Make an exact transcription of the material, leaving out all images.

==========

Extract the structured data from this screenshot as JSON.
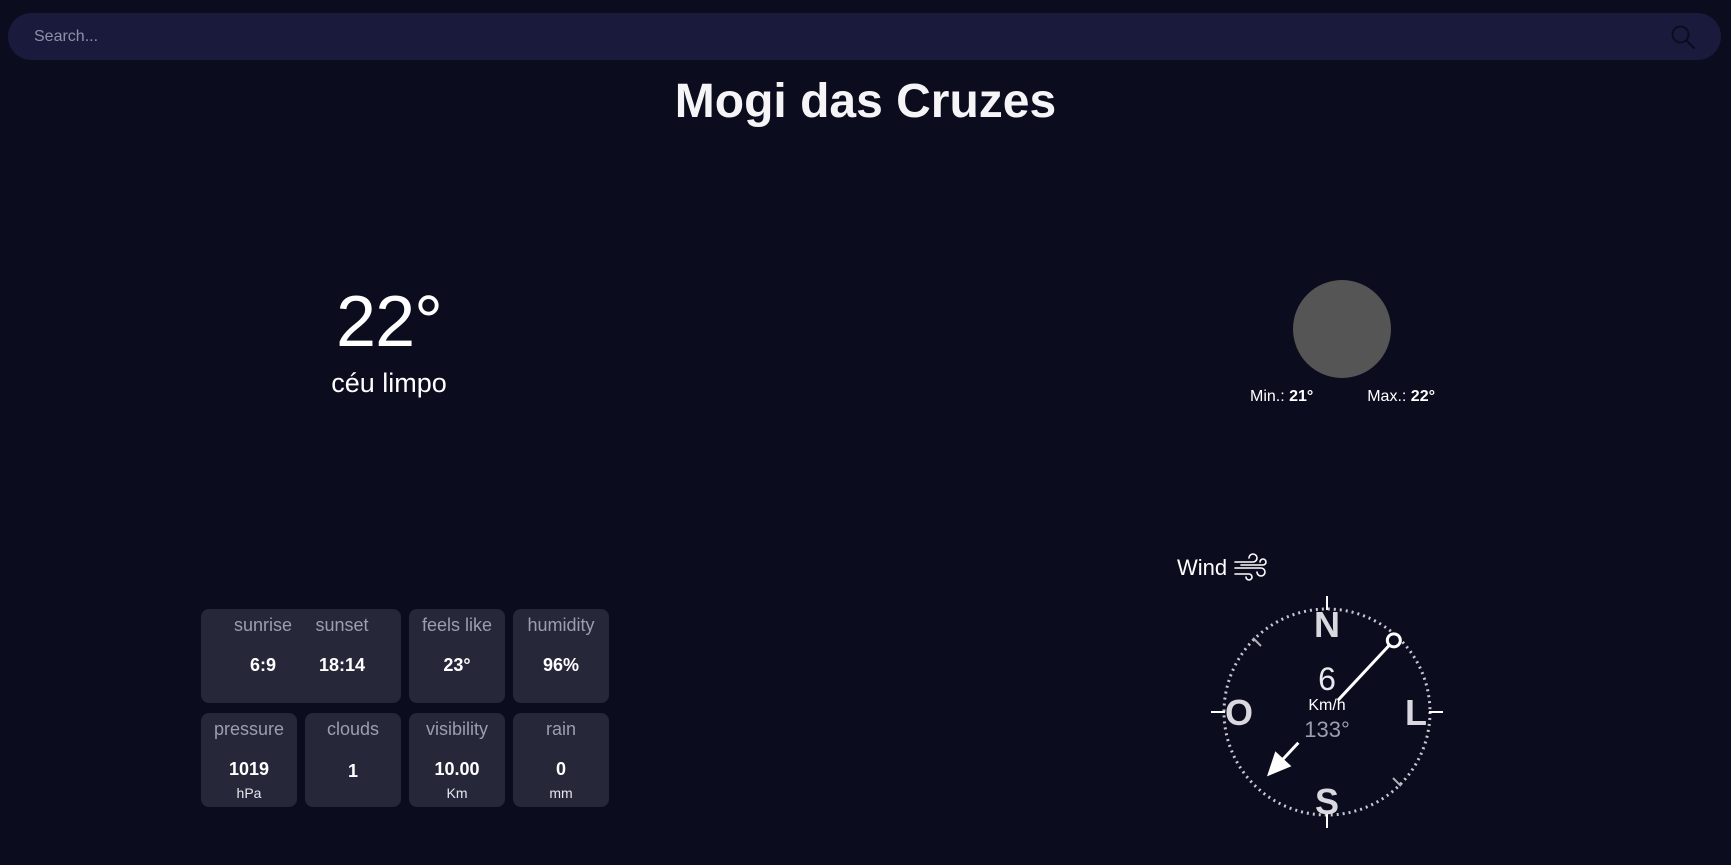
{
  "search": {
    "placeholder": "Search..."
  },
  "city": "Mogi das Cruzes",
  "current": {
    "temperature": "22°",
    "description": "céu limpo"
  },
  "minmax": {
    "min_label": "Min.:",
    "min_value": "21°",
    "max_label": "Max.:",
    "max_value": "22°"
  },
  "details": {
    "sunrise_label": "sunrise",
    "sunrise_value": "6:9",
    "sunset_label": "sunset",
    "sunset_value": "18:14",
    "feels_like_label": "feels like",
    "feels_like_value": "23°",
    "humidity_label": "humidity",
    "humidity_value": "96%",
    "pressure_label": "pressure",
    "pressure_value": "1019",
    "pressure_unit": "hPa",
    "clouds_label": "clouds",
    "clouds_value": "1",
    "visibility_label": "visibility",
    "visibility_value": "10.00",
    "visibility_unit": "Km",
    "rain_label": "rain",
    "rain_value": "0",
    "rain_unit": "mm"
  },
  "wind": {
    "title": "Wind",
    "speed": "6",
    "speed_unit": "Km/h",
    "direction": "133°",
    "direction_degrees": 133,
    "compass": {
      "n": "N",
      "e": "L",
      "s": "S",
      "w": "O"
    }
  },
  "icons": {
    "search": "search-icon",
    "wind": "wind-icon",
    "weather": "weather-icon-placeholder"
  },
  "colors": {
    "background": "#0b0c1e",
    "search_bg": "#1a1b3c",
    "card_bg": "#26283a",
    "icon_circle": "#555555"
  }
}
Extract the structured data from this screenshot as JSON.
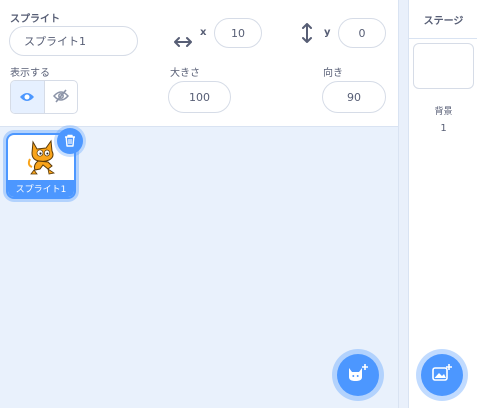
{
  "sprite_info": {
    "sprite_label": "スプライト",
    "sprite_name": "スプライト1",
    "x_label": "x",
    "x_value": "10",
    "y_label": "y",
    "y_value": "0",
    "show_label": "表示する",
    "size_label": "大きさ",
    "size_value": "100",
    "direction_label": "向き",
    "direction_value": "90"
  },
  "sprite_list": {
    "items": [
      {
        "name": "スプライト1",
        "selected": true
      }
    ]
  },
  "stage": {
    "title": "ステージ",
    "backdrop_label": "背景",
    "backdrop_count": "1"
  },
  "colors": {
    "accent": "#4c97ff",
    "text": "#575e75",
    "pane_bg": "#e9f1fc"
  },
  "icons": {
    "x_arrows": "horizontal-arrows-icon",
    "y_arrows": "vertical-arrows-icon",
    "show": "eye-icon",
    "hide": "eye-slash-icon",
    "delete": "trash-icon",
    "add_sprite": "cat-plus-icon",
    "add_backdrop": "image-plus-icon"
  }
}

==========

- Solved exercise -
Extract the structured data from this screenshot as JSON.
{
  "search": {
    "placeholder": "Search..."
  },
  "city": "Mogi das Cruzes",
  "current": {
    "temperature": "22°",
    "description": "céu limpo"
  },
  "minmax": {
    "min_label": "Min.:",
    "min_value": "21°",
    "max_label": "Max.:",
    "max_value": "22°"
  },
  "details": {
    "sunrise_label": "sunrise",
    "sunrise_value": "6:9",
    "sunset_label": "sunset",
    "sunset_value": "18:14",
    "feels_like_label": "feels like",
    "feels_like_value": "23°",
    "humidity_label": "humidity",
    "humidity_value": "96%",
    "pressure_label": "pressure",
    "pressure_value": "1019",
    "pressure_unit": "hPa",
    "clouds_label": "clouds",
    "clouds_value": "1",
    "visibility_label": "visibility",
    "visibility_value": "10.00",
    "visibility_unit": "Km",
    "rain_label": "rain",
    "rain_value": "0",
    "rain_unit": "mm"
  },
  "wind": {
    "title": "Wind",
    "speed": "6",
    "speed_unit": "Km/h",
    "direction": "133°",
    "direction_degrees": 133,
    "compass": {
      "n": "N",
      "e": "L",
      "s": "S",
      "w": "O"
    }
  },
  "icons": {
    "search": "search-icon",
    "wind": "wind-icon",
    "weather": "weather-icon-placeholder"
  },
  "colors": {
    "background": "#0b0c1e",
    "search_bg": "#1a1b3c",
    "card_bg": "#26283a",
    "icon_circle": "#555555"
  }
}
Extract the structured data from this screenshot as JSON.
{
  "sprite_info": {
    "sprite_label": "スプライト",
    "sprite_name": "スプライト1",
    "x_label": "x",
    "x_value": "10",
    "y_label": "y",
    "y_value": "0",
    "show_label": "表示する",
    "size_label": "大きさ",
    "size_value": "100",
    "direction_label": "向き",
    "direction_value": "90"
  },
  "sprite_list": {
    "items": [
      {
        "name": "スプライト1",
        "selected": true
      }
    ]
  },
  "stage": {
    "title": "ステージ",
    "backdrop_label": "背景",
    "backdrop_count": "1"
  },
  "colors": {
    "accent": "#4c97ff",
    "text": "#575e75",
    "pane_bg": "#e9f1fc"
  },
  "icons": {
    "x_arrows": "horizontal-arrows-icon",
    "y_arrows": "vertical-arrows-icon",
    "show": "eye-icon",
    "hide": "eye-slash-icon",
    "delete": "trash-icon",
    "add_sprite": "cat-plus-icon",
    "add_backdrop": "image-plus-icon"
  }
}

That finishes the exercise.